- _Your instructions_
Find every line with the word "pesticides" and report how many there are, without any other text.

[Dataset items]
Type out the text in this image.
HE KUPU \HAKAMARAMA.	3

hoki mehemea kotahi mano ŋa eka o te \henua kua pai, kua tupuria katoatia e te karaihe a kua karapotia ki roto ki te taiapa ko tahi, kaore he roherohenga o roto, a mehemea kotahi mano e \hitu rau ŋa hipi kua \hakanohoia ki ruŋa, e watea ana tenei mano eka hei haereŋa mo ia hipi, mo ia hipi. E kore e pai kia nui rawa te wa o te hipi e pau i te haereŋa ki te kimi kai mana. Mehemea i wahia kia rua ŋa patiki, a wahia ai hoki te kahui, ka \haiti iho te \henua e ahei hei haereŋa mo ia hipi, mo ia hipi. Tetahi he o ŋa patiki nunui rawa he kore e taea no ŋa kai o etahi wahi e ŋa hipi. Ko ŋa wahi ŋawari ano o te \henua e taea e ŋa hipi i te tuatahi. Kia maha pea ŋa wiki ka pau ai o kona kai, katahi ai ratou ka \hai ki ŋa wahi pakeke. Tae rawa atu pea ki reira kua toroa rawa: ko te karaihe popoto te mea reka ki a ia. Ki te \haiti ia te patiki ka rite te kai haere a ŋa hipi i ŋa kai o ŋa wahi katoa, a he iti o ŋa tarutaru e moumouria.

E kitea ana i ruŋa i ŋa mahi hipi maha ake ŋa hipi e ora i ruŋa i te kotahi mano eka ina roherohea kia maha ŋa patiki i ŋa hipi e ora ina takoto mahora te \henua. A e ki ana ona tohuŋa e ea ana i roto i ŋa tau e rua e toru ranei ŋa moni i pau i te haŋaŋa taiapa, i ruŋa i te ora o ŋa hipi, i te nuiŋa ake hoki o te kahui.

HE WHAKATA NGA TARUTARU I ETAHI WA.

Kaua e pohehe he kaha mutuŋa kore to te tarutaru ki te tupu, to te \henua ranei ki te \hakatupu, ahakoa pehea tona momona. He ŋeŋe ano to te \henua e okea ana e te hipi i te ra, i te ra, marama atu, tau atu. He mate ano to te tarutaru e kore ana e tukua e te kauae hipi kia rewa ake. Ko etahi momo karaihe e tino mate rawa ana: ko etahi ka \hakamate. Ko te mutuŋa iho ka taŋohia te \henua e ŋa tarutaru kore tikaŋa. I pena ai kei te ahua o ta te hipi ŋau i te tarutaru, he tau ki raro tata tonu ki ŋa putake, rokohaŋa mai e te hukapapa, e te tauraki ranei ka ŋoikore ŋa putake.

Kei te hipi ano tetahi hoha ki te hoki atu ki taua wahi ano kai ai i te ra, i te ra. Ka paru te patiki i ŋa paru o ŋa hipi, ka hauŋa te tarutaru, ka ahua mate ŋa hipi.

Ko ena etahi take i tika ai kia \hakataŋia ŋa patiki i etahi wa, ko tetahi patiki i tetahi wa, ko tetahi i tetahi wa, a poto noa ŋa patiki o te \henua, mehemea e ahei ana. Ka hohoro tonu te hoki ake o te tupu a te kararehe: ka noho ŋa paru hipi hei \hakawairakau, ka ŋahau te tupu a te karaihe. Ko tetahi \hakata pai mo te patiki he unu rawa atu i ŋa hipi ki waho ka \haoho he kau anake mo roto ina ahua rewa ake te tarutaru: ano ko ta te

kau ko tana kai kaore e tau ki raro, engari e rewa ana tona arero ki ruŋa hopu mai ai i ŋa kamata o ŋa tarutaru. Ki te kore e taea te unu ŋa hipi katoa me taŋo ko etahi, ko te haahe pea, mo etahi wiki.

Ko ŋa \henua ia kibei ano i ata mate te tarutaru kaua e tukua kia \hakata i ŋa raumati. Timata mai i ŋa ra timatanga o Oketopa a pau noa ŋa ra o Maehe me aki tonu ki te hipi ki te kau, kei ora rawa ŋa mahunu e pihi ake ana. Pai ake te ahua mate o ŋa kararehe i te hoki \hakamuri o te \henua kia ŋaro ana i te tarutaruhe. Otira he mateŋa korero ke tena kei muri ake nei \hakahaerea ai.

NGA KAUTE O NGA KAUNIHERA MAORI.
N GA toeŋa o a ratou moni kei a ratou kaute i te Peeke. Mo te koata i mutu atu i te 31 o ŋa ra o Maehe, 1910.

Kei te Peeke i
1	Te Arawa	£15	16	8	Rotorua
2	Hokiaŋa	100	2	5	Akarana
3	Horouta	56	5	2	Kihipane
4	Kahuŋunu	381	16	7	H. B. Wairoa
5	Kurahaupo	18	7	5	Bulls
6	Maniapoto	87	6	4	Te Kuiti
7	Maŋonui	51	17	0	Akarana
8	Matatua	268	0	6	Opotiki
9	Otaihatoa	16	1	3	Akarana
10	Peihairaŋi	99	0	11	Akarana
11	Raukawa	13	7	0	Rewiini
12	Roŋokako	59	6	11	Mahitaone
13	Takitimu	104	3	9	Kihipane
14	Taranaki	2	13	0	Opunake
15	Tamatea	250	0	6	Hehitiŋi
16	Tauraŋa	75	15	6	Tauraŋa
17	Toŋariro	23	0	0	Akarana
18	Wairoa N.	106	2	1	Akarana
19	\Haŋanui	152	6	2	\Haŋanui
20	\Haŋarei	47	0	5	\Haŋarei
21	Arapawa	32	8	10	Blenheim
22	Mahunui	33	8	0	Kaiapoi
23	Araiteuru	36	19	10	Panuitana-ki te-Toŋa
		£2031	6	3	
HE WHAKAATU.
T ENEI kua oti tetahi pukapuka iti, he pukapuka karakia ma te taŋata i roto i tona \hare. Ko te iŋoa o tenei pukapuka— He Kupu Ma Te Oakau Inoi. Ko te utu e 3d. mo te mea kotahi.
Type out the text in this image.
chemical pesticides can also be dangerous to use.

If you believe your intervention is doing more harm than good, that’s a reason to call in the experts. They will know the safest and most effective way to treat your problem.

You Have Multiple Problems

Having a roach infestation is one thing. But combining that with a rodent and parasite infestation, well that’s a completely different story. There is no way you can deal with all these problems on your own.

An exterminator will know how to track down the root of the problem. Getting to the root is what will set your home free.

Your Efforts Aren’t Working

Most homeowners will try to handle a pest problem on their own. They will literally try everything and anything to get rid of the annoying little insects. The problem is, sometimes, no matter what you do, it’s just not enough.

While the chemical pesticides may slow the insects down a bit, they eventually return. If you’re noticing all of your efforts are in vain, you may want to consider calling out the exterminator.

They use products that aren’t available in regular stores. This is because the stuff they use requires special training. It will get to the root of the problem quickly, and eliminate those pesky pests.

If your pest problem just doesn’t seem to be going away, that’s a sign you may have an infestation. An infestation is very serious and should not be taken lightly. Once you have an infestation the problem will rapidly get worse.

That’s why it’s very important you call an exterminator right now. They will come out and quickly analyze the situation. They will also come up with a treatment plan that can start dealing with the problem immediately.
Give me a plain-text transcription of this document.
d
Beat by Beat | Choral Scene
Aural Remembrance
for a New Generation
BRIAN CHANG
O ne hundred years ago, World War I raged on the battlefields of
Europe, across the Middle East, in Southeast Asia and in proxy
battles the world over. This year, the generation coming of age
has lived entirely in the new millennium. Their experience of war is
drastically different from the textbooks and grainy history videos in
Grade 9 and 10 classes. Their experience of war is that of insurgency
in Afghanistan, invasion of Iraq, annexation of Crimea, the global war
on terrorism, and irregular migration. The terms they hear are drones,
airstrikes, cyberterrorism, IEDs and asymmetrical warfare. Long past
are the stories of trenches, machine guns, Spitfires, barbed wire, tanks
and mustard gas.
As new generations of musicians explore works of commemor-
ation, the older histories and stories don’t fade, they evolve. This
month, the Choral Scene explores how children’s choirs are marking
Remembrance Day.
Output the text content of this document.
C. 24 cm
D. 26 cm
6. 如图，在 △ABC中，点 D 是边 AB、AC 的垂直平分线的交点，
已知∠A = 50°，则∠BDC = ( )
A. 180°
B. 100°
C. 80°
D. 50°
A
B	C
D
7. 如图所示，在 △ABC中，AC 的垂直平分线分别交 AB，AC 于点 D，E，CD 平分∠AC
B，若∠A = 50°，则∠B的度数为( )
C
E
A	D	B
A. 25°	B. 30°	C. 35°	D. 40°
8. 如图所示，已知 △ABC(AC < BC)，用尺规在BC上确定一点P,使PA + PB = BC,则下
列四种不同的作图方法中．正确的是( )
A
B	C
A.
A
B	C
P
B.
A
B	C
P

- _Result for this exercise_
2